Return every line of the listing below unchanged, from the first line through the line containing "28, 999, 61]".

___ Dataset records

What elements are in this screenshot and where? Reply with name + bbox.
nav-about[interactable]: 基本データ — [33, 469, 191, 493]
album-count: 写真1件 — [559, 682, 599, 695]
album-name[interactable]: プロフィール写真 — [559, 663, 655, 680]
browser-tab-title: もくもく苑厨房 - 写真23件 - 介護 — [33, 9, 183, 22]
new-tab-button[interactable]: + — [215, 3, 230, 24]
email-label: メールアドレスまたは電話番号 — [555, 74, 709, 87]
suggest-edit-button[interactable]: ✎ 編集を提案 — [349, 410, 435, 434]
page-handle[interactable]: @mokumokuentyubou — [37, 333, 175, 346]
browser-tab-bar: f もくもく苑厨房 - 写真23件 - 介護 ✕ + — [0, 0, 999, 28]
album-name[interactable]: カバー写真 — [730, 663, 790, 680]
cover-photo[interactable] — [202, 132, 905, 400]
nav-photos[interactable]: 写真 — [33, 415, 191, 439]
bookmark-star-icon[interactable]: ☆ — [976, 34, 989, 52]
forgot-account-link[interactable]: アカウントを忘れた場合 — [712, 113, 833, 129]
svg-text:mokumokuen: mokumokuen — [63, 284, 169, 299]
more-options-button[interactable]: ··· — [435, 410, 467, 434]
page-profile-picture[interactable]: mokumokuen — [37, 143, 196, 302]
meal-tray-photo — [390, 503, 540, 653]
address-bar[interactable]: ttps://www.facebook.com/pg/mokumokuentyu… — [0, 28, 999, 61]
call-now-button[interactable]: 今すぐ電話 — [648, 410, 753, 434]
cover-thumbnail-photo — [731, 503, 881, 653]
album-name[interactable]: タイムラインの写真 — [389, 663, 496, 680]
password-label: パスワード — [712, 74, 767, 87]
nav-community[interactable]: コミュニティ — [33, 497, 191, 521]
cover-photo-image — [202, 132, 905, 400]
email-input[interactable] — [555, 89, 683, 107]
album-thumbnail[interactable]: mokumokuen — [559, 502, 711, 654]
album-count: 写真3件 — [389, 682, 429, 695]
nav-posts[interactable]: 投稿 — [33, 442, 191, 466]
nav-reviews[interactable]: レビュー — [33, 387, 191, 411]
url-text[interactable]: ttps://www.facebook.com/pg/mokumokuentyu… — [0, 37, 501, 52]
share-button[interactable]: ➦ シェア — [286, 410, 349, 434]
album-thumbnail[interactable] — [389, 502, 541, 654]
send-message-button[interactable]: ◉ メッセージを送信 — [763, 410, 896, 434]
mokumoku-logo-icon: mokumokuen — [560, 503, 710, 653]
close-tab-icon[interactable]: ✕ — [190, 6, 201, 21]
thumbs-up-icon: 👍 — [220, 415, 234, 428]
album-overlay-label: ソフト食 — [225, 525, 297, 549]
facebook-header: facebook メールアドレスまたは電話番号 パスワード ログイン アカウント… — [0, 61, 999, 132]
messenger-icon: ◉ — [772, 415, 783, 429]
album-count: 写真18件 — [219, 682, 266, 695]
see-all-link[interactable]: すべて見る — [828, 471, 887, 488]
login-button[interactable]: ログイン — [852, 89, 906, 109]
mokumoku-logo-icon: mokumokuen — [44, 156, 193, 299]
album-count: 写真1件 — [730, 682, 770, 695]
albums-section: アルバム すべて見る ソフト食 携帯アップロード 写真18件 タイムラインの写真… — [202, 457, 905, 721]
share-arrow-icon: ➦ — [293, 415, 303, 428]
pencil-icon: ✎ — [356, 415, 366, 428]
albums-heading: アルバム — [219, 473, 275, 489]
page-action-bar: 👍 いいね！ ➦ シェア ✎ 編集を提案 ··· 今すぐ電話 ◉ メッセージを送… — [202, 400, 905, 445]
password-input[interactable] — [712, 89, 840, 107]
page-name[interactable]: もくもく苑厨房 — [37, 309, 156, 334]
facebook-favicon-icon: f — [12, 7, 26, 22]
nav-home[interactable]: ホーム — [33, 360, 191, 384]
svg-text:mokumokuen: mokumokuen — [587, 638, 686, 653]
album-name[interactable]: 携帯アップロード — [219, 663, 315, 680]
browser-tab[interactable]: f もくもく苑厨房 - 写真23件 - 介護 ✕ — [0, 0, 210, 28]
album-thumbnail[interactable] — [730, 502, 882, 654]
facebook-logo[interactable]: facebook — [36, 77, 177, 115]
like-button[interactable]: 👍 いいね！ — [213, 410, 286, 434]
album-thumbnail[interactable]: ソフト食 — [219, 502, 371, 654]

______

Solved exercise:
What elements are in this screenshot and where? Reply with name + bbox.
nav-about[interactable]: 基本データ — [33, 469, 191, 493]
album-count: 写真1件 — [559, 682, 599, 695]
album-name[interactable]: プロフィール写真 — [559, 663, 655, 680]
browser-tab-title: もくもく苑厨房 - 写真23件 - 介護 — [33, 9, 183, 22]
new-tab-button[interactable]: + — [215, 3, 230, 24]
email-label: メールアドレスまたは電話番号 — [555, 74, 709, 87]
suggest-edit-button[interactable]: ✎ 編集を提案 — [349, 410, 435, 434]
page-handle[interactable]: @mokumokuentyubou — [37, 333, 175, 346]
browser-tab-bar: f もくもく苑厨房 - 写真23件 - 介護 ✕ + — [0, 0, 999, 28]
album-name[interactable]: カバー写真 — [730, 663, 790, 680]
cover-photo[interactable] — [202, 132, 905, 400]
nav-photos[interactable]: 写真 — [33, 415, 191, 439]
bookmark-star-icon[interactable]: ☆ — [976, 34, 989, 52]
forgot-account-link[interactable]: アカウントを忘れた場合 — [712, 113, 833, 129]
svg-text:mokumokuen: mokumokuen — [63, 284, 169, 299]
more-options-button[interactable]: ··· — [435, 410, 467, 434]
page-profile-picture[interactable]: mokumokuen — [37, 143, 196, 302]
meal-tray-photo — [390, 503, 540, 653]
address-bar[interactable]: ttps://www.facebook.com/pg/mokumokuentyu… — [0, 28, 999, 61]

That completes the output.